Go through the entries below and pick out every line with "上海市定价目录".
-- START --
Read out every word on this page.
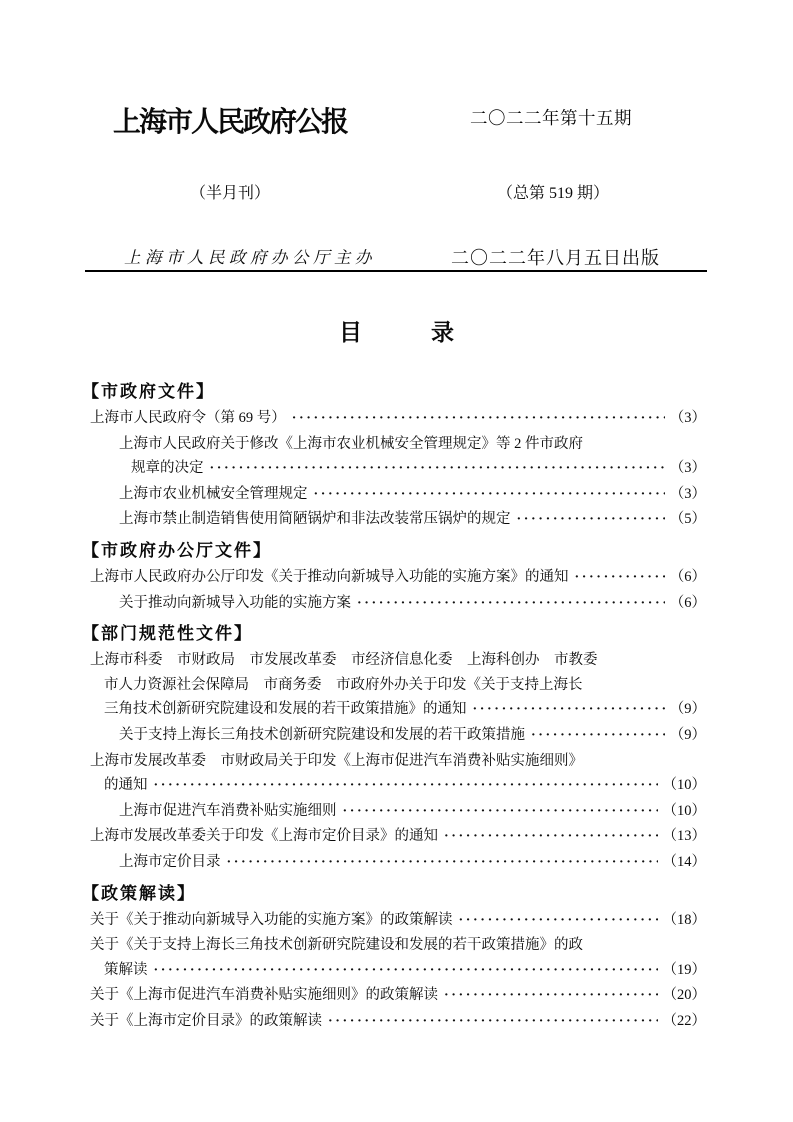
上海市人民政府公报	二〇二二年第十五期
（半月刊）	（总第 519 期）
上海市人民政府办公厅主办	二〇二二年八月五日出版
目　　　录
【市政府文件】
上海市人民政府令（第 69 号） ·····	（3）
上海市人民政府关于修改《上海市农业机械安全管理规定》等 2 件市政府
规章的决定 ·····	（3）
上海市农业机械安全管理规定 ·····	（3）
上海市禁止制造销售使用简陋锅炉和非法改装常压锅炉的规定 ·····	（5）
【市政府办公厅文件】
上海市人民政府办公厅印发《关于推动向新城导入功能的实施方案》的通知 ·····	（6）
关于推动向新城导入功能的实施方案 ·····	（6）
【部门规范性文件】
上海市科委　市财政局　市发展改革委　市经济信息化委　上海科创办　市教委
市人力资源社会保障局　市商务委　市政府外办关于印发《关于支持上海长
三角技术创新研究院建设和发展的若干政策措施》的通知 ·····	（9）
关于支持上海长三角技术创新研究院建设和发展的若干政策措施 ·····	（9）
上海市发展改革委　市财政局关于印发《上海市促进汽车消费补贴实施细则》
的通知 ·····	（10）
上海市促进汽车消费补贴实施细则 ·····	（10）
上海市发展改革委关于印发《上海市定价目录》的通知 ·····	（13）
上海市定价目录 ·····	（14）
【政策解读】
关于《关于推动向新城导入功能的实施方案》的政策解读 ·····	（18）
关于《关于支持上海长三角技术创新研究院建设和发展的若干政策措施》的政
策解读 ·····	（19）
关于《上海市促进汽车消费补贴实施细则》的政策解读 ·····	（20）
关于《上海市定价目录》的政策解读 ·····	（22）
-- END --
**Final result:**
上海市发展改革委关于印发《上海市定价目录》的通知 ·····	（13）
上海市定价目录 ·····	（14）
关于《上海市定价目录》的政策解读 ·····	（22）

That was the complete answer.